#### Provided records:
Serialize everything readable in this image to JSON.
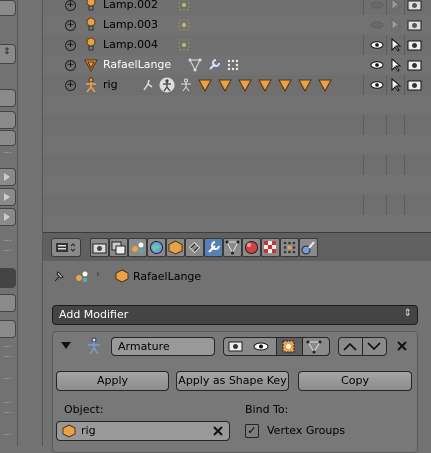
{
  "outliner": {
    "rows": [
      {
        "label": "Lamp.002"
      },
      {
        "label": "Lamp.003"
      },
      {
        "label": "Lamp.004"
      },
      {
        "label": "RafaelLange"
      },
      {
        "label": "rig"
      }
    ]
  },
  "breadcrumb": {
    "object_name": "RafaelLange"
  },
  "add_modifier": {
    "label": "Add Modifier"
  },
  "modifier": {
    "name": "Armature",
    "apply_label": "Apply",
    "apply_shape_key_label": "Apply as Shape Key",
    "copy_label": "Copy",
    "object_label": "Object:",
    "object_value": "rig",
    "bind_to_label": "Bind To:",
    "vertex_groups_label": "Vertex Groups"
  },
  "colors": {
    "accent": "#5681b4",
    "object_orange": "#e8a34a"
  }
}
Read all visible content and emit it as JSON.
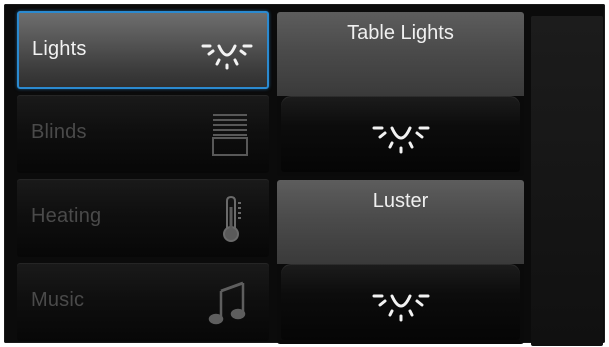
{
  "sidebar": {
    "items": [
      {
        "label": "Lights",
        "icon": "light-bulb-icon",
        "active": true
      },
      {
        "label": "Blinds",
        "icon": "blinds-icon",
        "active": false
      },
      {
        "label": "Heating",
        "icon": "thermometer-icon",
        "active": false
      },
      {
        "label": "Music",
        "icon": "music-note-icon",
        "active": false
      }
    ]
  },
  "tiles": [
    {
      "title": "Table Lights",
      "icon": "light-bulb-icon"
    },
    {
      "title": "Luster",
      "icon": "light-bulb-icon"
    }
  ],
  "colors": {
    "accent": "#2b8ad0",
    "active_text": "#f2f2f2",
    "inactive_text": "#4a4a4a"
  }
}
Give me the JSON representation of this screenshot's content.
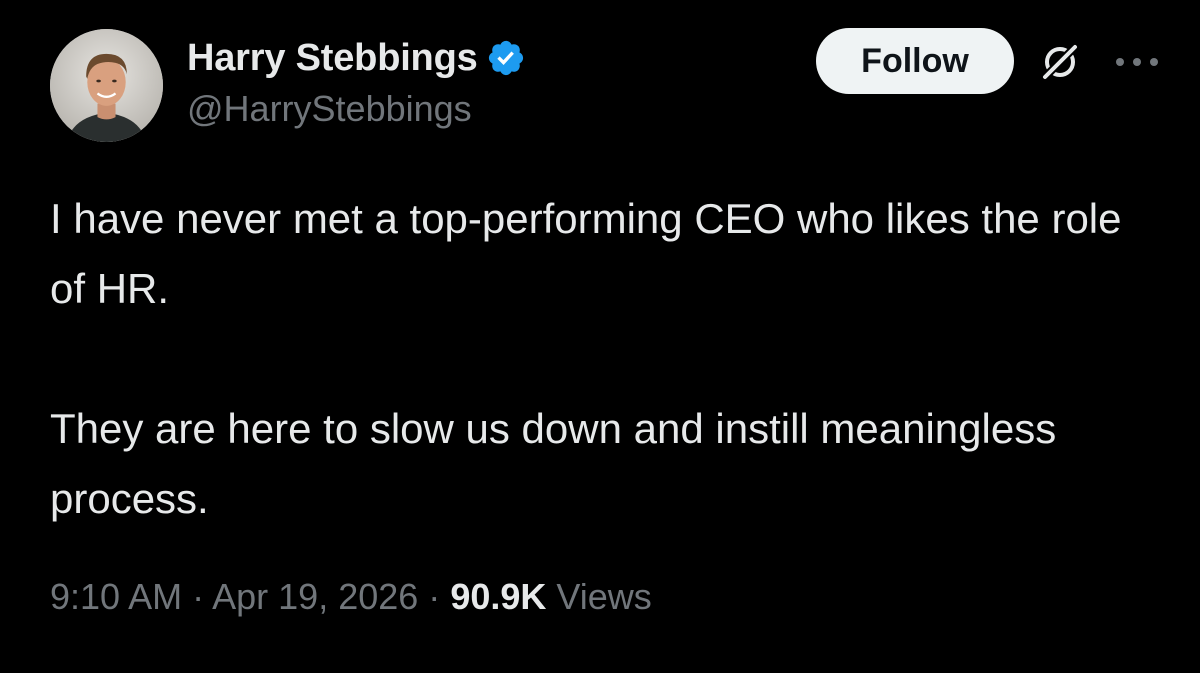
{
  "author": {
    "display_name": "Harry Stebbings",
    "handle": "@HarryStebbings",
    "verified": true,
    "verified_color": "#1d9bf0"
  },
  "actions": {
    "follow_label": "Follow",
    "grok_icon": "grok-icon",
    "more_icon": "more-options-icon"
  },
  "tweet": {
    "paragraphs": [
      "I have never met a top-performing CEO who likes the role of HR.",
      "They are here to slow us down and instill meaningless process."
    ]
  },
  "meta": {
    "time": "9:10 AM",
    "separator": "·",
    "date": "Apr 19, 2026",
    "views_count": "90.9K",
    "views_label": "Views"
  },
  "colors": {
    "background": "#000000",
    "primary_text": "#e7e9ea",
    "secondary_text": "#71767b",
    "follow_bg": "#eff3f4"
  }
}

#### Short problem:
Omit the pictures and output all of the other material exactly.

#### Output of the exercise:
Serialize everything readable in this image to JSON.
{
  "outliner": {
    "rows": [
      {
        "label": "Lamp.002"
      },
      {
        "label": "Lamp.003"
      },
      {
        "label": "Lamp.004"
      },
      {
        "label": "RafaelLange"
      },
      {
        "label": "rig"
      }
    ]
  },
  "breadcrumb": {
    "object_name": "RafaelLange"
  },
  "add_modifier": {
    "label": "Add Modifier"
  },
  "modifier": {
    "name": "Armature",
    "apply_label": "Apply",
    "apply_shape_key_label": "Apply as Shape Key",
    "copy_label": "Copy",
    "object_label": "Object:",
    "object_value": "rig",
    "bind_to_label": "Bind To:",
    "vertex_groups_label": "Vertex Groups"
  },
  "colors": {
    "accent": "#5681b4",
    "object_orange": "#e8a34a"
  }
}
Read all visible content and emit it as JSON.
{
  "sidebar": {
    "items": [
      {
        "label": "Lights",
        "icon": "light-bulb-icon",
        "active": true
      },
      {
        "label": "Blinds",
        "icon": "blinds-icon",
        "active": false
      },
      {
        "label": "Heating",
        "icon": "thermometer-icon",
        "active": false
      },
      {
        "label": "Music",
        "icon": "music-note-icon",
        "active": false
      }
    ]
  },
  "tiles": [
    {
      "title": "Table Lights",
      "icon": "light-bulb-icon"
    },
    {
      "title": "Luster",
      "icon": "light-bulb-icon"
    }
  ],
  "colors": {
    "accent": "#2b8ad0",
    "active_text": "#f2f2f2",
    "inactive_text": "#4a4a4a"
  }
}
Give me the JSON representation of this screenshot's content.
{
  "author": {
    "display_name": "Harry Stebbings",
    "handle": "@HarryStebbings",
    "verified": true,
    "verified_color": "#1d9bf0"
  },
  "actions": {
    "follow_label": "Follow",
    "grok_icon": "grok-icon",
    "more_icon": "more-options-icon"
  },
  "tweet": {
    "paragraphs": [
      "I have never met a top-performing CEO who likes the role of HR.",
      "They are here to slow us down and instill meaningless process."
    ]
  },
  "meta": {
    "time": "9:10 AM",
    "separator": "·",
    "date": "Apr 19, 2026",
    "views_count": "90.9K",
    "views_label": "Views"
  },
  "colors": {
    "background": "#000000",
    "primary_text": "#e7e9ea",
    "secondary_text": "#71767b",
    "follow_bg": "#eff3f4"
  }
}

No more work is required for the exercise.